[Some records]
#####

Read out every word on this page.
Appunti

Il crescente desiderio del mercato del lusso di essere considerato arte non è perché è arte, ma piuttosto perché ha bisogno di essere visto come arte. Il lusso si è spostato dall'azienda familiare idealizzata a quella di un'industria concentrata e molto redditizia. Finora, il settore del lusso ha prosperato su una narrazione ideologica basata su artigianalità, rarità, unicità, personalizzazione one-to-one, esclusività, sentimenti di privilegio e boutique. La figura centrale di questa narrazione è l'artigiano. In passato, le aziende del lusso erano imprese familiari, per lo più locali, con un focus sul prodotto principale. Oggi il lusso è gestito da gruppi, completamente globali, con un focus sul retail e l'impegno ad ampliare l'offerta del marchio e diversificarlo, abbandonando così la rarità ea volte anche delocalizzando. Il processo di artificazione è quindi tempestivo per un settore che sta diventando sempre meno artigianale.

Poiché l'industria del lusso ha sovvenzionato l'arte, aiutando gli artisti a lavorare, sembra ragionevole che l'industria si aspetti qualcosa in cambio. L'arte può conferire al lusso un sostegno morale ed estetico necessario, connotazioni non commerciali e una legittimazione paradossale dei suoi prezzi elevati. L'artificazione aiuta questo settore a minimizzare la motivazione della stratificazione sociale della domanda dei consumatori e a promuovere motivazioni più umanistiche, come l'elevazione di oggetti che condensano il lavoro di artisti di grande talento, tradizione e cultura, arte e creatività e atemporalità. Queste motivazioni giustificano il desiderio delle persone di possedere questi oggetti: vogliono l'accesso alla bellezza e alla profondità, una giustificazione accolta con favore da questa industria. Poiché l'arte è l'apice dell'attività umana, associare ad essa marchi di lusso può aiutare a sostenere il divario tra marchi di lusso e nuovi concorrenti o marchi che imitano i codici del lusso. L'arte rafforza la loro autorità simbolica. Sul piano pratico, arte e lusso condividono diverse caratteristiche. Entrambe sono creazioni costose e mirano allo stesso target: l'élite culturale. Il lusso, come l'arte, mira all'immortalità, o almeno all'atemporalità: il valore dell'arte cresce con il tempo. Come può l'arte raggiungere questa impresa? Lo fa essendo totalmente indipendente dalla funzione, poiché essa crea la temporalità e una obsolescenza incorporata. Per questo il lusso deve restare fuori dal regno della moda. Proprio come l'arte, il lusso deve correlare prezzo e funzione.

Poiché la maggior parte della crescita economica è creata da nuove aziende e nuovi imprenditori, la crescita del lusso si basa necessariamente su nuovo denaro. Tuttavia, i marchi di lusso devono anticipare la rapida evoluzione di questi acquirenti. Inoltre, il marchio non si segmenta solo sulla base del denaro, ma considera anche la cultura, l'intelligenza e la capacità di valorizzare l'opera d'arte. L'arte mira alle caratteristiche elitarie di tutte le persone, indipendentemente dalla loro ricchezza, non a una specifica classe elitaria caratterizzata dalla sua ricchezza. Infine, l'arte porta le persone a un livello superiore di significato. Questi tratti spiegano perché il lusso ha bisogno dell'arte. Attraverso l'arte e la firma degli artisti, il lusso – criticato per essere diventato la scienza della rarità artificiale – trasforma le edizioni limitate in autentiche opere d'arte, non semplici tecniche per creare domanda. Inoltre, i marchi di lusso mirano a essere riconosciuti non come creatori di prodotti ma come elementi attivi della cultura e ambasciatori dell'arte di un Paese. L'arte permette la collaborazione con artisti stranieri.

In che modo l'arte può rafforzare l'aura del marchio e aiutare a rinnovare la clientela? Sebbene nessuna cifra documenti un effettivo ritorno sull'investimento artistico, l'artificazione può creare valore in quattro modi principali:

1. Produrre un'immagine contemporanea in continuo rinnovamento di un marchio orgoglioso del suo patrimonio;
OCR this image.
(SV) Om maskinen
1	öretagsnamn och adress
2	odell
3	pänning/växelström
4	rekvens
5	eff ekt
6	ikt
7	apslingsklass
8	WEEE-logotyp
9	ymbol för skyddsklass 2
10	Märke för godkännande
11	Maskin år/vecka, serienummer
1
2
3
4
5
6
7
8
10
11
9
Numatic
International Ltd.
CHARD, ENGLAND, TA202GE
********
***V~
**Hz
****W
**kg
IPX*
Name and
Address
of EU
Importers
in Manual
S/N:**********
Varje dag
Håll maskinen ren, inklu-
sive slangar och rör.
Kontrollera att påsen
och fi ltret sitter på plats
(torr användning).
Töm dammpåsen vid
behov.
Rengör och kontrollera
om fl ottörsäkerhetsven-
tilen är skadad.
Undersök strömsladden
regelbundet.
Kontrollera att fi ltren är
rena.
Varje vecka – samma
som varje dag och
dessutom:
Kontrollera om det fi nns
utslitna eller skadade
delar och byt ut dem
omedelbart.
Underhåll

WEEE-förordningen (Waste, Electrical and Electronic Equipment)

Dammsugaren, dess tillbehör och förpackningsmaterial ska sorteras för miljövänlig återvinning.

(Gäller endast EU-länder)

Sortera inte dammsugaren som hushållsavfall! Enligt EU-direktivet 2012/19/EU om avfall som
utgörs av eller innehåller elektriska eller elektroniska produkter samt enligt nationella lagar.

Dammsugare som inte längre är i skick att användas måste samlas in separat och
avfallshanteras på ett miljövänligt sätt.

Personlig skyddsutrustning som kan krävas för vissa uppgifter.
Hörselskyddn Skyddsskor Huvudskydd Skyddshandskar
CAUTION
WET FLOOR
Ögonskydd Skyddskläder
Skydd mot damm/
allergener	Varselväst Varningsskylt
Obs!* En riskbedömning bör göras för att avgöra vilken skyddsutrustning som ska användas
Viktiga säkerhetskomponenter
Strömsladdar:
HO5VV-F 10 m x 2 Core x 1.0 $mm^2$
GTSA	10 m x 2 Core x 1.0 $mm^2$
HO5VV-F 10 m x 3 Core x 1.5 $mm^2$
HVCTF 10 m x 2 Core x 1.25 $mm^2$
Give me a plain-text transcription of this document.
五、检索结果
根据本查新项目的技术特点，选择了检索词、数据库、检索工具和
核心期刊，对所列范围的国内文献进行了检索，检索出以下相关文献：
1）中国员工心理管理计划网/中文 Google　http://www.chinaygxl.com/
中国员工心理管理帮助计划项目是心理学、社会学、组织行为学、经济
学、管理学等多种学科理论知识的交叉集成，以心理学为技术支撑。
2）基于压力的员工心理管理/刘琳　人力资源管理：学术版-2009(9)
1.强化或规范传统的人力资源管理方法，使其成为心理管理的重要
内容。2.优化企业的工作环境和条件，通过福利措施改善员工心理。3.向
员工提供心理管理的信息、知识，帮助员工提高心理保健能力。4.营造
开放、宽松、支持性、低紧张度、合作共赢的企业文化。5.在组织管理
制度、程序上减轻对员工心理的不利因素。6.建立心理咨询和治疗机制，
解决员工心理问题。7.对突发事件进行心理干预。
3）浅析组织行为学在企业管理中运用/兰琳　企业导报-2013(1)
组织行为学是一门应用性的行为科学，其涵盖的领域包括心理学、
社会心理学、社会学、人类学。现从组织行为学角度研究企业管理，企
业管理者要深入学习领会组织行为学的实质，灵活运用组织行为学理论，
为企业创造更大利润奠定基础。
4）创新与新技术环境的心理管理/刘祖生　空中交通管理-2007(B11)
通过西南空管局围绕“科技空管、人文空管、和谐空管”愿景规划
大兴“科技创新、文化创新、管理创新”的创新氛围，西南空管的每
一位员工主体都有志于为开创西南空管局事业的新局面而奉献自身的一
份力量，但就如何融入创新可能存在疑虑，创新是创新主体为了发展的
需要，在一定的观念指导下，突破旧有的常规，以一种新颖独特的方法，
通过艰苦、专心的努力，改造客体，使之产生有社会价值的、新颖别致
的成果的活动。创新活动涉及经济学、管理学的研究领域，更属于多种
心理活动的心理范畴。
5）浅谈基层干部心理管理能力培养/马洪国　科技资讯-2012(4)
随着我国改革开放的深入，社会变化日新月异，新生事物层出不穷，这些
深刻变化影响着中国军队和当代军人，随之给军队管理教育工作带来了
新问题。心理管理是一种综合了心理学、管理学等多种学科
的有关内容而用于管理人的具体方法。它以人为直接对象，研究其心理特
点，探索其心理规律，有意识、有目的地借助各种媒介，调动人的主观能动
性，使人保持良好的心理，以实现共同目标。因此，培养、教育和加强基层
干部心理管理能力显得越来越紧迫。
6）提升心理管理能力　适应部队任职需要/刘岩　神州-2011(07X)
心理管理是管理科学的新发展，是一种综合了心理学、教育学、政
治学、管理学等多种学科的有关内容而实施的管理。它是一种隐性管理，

#####

• _Direction_:
Give only the number of lines in the preceding material that contain the string "skyddsutrustning".

• _Output_:
2